◆ GIVEN DATA:
• • •

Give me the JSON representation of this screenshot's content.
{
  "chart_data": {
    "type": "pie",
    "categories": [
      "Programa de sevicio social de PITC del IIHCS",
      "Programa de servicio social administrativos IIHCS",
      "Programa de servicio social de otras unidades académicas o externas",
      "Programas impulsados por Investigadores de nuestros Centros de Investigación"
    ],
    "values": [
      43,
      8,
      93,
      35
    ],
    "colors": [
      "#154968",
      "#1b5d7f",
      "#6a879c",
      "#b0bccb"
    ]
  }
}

• • •

◆ GOAL:
Transcribe the data above in full, exactly.

◆ TASK RESPONSE:
Give me the JSON representation of this screenshot's content.
{
  "chart_data": {
    "type": "pie",
    "categories": [
      "Programa de sevicio social de PITC del IIHCS",
      "Programa de servicio social administrativos IIHCS",
      "Programa de servicio social de otras unidades académicas o externas",
      "Programas impulsados por Investigadores de nuestros Centros de Investigación"
    ],
    "values": [
      43,
      8,
      93,
      35
    ],
    "colors": [
      "#154968",
      "#1b5d7f",
      "#6a879c",
      "#b0bccb"
    ]
  }
}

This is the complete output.